Saved entries:
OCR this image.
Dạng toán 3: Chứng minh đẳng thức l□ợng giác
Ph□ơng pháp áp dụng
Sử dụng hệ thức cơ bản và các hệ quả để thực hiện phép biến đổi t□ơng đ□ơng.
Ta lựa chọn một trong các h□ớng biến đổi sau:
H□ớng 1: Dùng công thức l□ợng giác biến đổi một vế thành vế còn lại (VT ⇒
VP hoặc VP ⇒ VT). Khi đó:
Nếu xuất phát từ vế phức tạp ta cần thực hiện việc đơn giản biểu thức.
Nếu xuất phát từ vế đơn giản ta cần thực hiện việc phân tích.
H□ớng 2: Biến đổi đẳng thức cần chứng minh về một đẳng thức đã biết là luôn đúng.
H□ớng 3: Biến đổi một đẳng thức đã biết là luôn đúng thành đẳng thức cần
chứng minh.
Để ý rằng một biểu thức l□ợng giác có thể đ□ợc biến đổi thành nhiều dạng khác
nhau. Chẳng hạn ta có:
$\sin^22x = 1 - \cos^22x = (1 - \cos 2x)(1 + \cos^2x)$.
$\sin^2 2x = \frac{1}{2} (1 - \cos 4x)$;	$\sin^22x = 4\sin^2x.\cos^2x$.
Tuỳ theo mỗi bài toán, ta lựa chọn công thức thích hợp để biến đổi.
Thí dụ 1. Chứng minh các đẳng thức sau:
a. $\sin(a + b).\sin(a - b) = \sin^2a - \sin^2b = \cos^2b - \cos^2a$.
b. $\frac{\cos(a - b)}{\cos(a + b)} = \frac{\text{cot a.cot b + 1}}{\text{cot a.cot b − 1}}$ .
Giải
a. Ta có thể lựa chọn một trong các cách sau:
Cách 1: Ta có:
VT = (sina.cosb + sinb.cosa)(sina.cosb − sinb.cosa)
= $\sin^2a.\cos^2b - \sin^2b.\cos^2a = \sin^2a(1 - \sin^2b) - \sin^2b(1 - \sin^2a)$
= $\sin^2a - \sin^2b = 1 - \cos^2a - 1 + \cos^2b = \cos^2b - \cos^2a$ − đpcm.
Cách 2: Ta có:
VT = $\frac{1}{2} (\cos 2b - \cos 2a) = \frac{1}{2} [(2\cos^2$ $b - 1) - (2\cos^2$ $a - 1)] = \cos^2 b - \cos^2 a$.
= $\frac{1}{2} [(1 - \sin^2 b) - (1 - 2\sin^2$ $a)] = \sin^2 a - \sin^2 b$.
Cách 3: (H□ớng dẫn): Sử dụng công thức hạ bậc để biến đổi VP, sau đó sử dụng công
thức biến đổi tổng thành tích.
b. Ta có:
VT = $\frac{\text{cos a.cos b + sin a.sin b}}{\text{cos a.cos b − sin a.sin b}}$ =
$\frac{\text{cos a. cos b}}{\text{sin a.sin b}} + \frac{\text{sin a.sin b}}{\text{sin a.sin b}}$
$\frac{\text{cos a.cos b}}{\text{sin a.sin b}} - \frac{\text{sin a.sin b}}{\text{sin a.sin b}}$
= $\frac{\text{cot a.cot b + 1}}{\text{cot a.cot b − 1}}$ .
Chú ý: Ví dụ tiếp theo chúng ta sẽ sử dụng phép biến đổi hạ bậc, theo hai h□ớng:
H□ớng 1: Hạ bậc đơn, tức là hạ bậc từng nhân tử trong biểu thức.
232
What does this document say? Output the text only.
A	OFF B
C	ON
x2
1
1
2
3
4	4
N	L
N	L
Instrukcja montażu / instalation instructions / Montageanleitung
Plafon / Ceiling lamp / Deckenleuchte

**REQUIRED TASK**
Copy all the records above exactly, missing none.

**PROBLEM SOLUTION**
OCR this image.
Dạng toán 3: Chứng minh đẳng thức l□ợng giác
Ph□ơng pháp áp dụng
Sử dụng hệ thức cơ bản và các hệ quả để thực hiện phép biến đổi t□ơng đ□ơng.
Ta lựa chọn một trong các h□ớng biến đổi sau:
H□ớng 1: Dùng công thức l□ợng giác biến đổi một vế thành vế còn lại (VT ⇒
VP hoặc VP ⇒ VT). Khi đó:
Nếu xuất phát từ vế phức tạp ta cần thực hiện việc đơn giản biểu thức.
Nếu xuất phát từ vế đơn giản ta cần thực hiện việc phân tích.
H□ớng 2: Biến đổi đẳng thức cần chứng minh về một đẳng thức đã biết là luôn đúng.
H□ớng 3: Biến đổi một đẳng thức đã biết là luôn đúng thành đẳng thức cần
chứng minh.
Để ý rằng một biểu thức l□ợng giác có thể đ□ợc biến đổi thành nhiều dạng khác
nhau. Chẳng hạn ta có:
$\sin^22x = 1 - \cos^22x = (1 - \cos 2x)(1 + \cos^2x)$.
$\sin^2 2x = \frac{1}{2} (1 - \cos 4x)$;	$\sin^22x = 4\sin^2x.\cos^2x$.
Tuỳ theo mỗi bài toán, ta lựa chọn công thức thích hợp để biến đổi.
Thí dụ 1. Chứng minh các đẳng thức sau:
a. $\sin(a + b).\sin(a - b) = \sin^2a - \sin^2b = \cos^2b - \cos^2a$.
b. $\frac{\cos(a - b)}{\cos(a + b)} = \frac{\text{cot a.cot b + 1}}{\text{cot a.cot b − 1}}$ .
Giải
a. Ta có thể lựa chọn một trong các cách sau:
Cách 1: Ta có:
VT = (sina.cosb + sinb.cosa)(sina.cosb − sinb.cosa)
= $\sin^2a.\cos^2b - \sin^2b.\cos^2a = \sin^2a(1 - \sin^2b) - \sin^2b(1 - \sin^2a)$
= $\sin^2a - \sin^2b = 1 - \cos^2a - 1 + \cos^2b = \cos^2b - \cos^2a$ − đpcm.
Cách 2: Ta có:
VT = $\frac{1}{2} (\cos 2b - \cos 2a) = \frac{1}{2} [(2\cos^2$ $b - 1) - (2\cos^2$ $a - 1)] = \cos^2 b - \cos^2 a$.
= $\frac{1}{2} [(1 - \sin^2 b) - (1 - 2\sin^2$ $a)] = \sin^2 a - \sin^2 b$.
Cách 3: (H□ớng dẫn): Sử dụng công thức hạ bậc để biến đổi VP, sau đó sử dụng công
thức biến đổi tổng thành tích.
b. Ta có:
VT = $\frac{\text{cos a.cos b + sin a.sin b}}{\text{cos a.cos b − sin a.sin b}}$ =
$\frac{\text{cos a. cos b}}{\text{sin a.sin b}} + \frac{\text{sin a.sin b}}{\text{sin a.sin b}}$
$\frac{\text{cos a.cos b}}{\text{sin a.sin b}} - \frac{\text{sin a.sin b}}{\text{sin a.sin b}}$
= $\frac{\text{cot a.cot b + 1}}{\text{cot a.cot b − 1}}$ .
Chú ý: Ví dụ tiếp theo chúng ta sẽ sử dụng phép biến đổi hạ bậc, theo hai h□ớng:
H□ớng 1: Hạ bậc đơn, tức là hạ bậc từng nhân tử trong biểu thức.
232
What does this document say? Output the text only.
A	OFF B
C	ON
x2
1
1
2
3
4	4
N	L
N	L
Instrukcja montażu / instalation instructions / Montageanleitung
Plafon / Ceiling lamp / Deckenleuchte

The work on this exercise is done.